▸ **INSTRUCTIONS FOR THE TASK**
Look through the lines below and extract each one that contains "label".

▸ **LISTED RECORDS**
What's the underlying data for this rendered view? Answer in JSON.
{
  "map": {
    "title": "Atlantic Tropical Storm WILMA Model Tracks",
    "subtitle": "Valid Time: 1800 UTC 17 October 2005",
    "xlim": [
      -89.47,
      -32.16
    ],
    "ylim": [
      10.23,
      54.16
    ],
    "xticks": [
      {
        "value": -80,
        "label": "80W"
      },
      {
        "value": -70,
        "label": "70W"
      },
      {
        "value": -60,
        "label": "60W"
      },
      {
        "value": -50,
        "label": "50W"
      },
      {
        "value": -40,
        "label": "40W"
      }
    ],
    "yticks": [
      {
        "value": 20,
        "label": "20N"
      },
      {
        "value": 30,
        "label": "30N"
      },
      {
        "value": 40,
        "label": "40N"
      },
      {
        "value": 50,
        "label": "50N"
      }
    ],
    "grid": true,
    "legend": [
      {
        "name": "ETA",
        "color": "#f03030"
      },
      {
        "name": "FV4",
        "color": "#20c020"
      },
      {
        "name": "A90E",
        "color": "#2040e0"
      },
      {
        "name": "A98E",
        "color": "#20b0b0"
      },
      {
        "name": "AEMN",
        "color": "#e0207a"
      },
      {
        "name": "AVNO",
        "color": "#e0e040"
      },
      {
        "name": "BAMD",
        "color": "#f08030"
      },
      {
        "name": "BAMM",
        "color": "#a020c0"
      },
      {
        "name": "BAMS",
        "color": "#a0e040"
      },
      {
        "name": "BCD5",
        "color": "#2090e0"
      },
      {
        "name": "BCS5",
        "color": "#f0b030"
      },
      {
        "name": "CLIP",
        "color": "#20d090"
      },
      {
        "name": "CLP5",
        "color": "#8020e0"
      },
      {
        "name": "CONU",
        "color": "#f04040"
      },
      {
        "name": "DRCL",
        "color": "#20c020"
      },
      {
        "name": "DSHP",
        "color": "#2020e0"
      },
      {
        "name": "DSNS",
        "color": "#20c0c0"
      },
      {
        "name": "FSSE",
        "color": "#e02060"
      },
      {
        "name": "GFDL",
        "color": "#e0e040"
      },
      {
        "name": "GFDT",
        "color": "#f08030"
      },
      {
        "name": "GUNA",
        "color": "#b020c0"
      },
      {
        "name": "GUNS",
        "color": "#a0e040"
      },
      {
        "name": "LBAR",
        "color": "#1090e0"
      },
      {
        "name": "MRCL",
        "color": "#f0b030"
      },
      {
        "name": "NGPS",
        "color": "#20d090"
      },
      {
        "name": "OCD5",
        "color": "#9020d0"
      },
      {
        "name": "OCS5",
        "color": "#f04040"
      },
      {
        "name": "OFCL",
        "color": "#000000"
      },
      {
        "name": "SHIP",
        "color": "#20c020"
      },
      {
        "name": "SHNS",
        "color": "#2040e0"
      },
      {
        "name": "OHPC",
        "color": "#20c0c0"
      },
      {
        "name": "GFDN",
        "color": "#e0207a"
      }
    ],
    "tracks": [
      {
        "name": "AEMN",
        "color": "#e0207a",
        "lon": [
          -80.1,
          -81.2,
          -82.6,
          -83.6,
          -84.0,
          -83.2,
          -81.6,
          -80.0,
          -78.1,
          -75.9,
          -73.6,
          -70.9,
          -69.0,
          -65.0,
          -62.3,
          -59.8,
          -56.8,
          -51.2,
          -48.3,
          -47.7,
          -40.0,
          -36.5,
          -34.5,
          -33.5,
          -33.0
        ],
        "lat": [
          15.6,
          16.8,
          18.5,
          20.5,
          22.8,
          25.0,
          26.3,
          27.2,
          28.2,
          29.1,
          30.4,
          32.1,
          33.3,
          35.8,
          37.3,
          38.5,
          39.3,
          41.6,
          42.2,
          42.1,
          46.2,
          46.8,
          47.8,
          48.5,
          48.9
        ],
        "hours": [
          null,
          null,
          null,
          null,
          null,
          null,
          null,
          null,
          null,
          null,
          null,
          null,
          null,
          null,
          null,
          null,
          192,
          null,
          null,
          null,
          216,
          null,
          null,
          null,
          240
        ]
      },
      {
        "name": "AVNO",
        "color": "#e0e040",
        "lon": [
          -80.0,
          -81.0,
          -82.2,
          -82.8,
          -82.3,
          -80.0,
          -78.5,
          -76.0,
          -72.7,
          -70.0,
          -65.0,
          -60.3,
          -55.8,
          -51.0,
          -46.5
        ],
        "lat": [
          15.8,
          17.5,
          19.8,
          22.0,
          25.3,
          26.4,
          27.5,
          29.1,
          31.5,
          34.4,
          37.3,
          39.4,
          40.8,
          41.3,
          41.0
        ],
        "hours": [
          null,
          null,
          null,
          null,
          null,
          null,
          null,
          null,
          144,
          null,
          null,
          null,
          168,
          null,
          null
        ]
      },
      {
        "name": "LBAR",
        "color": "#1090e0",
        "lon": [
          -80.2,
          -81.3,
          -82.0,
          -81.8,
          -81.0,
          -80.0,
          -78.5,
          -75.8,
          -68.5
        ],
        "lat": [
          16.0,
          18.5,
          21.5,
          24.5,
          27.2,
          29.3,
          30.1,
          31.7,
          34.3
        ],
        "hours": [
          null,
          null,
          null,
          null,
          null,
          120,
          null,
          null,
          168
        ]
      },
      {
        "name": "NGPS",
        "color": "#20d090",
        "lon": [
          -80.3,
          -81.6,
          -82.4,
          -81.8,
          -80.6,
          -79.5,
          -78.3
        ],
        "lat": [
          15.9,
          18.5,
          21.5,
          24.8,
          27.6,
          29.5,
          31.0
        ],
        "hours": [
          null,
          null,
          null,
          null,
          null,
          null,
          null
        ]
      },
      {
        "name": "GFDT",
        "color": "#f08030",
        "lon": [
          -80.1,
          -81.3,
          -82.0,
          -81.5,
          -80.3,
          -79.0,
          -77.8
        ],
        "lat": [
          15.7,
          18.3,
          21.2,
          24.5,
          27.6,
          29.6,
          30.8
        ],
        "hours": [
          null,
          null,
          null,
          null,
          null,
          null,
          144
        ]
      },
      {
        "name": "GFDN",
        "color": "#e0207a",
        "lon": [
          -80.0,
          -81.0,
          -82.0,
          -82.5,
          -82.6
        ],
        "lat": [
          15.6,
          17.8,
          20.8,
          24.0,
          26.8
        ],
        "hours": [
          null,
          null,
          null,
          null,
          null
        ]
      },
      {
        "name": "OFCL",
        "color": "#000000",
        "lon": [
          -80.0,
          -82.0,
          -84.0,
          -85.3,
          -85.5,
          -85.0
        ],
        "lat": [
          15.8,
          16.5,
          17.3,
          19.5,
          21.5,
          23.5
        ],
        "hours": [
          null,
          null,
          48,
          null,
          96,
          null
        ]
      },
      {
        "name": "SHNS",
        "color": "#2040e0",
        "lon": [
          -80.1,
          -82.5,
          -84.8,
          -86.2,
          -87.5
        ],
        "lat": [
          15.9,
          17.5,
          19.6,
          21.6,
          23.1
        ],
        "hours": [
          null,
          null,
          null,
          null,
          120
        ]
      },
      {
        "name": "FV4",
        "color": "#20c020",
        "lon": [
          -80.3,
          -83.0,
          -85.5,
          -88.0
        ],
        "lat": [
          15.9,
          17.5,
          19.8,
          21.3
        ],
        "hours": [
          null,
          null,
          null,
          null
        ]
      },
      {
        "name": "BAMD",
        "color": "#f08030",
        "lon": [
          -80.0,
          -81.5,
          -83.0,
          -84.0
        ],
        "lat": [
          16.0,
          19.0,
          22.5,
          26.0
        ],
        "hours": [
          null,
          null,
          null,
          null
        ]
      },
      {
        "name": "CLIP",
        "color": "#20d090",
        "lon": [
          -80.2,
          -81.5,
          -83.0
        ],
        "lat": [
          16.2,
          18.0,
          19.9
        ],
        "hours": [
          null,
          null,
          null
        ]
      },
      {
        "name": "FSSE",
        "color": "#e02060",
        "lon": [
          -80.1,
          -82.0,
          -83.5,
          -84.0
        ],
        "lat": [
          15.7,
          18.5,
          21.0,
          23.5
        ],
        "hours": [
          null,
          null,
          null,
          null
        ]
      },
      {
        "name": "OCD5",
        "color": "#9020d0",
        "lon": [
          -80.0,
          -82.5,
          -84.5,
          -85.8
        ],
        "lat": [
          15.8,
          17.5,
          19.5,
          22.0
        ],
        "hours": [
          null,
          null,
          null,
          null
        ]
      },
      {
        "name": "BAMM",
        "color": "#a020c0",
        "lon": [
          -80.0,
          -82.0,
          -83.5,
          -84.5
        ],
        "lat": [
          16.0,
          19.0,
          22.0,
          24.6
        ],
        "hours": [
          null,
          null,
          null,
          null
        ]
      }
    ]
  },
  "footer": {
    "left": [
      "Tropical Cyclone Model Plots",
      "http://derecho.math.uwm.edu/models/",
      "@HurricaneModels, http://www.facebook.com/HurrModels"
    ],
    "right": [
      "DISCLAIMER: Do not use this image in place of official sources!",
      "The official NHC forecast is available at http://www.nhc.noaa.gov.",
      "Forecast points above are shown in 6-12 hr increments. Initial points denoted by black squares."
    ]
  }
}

▸ **COMPLETED TASK**
        "label": "80W"
        "label": "70W"
        "label": "60W"
        "label": "50W"
        "label": "40W"
        "label": "20N"
        "label": "30N"
        "label": "40N"
        "label": "50N"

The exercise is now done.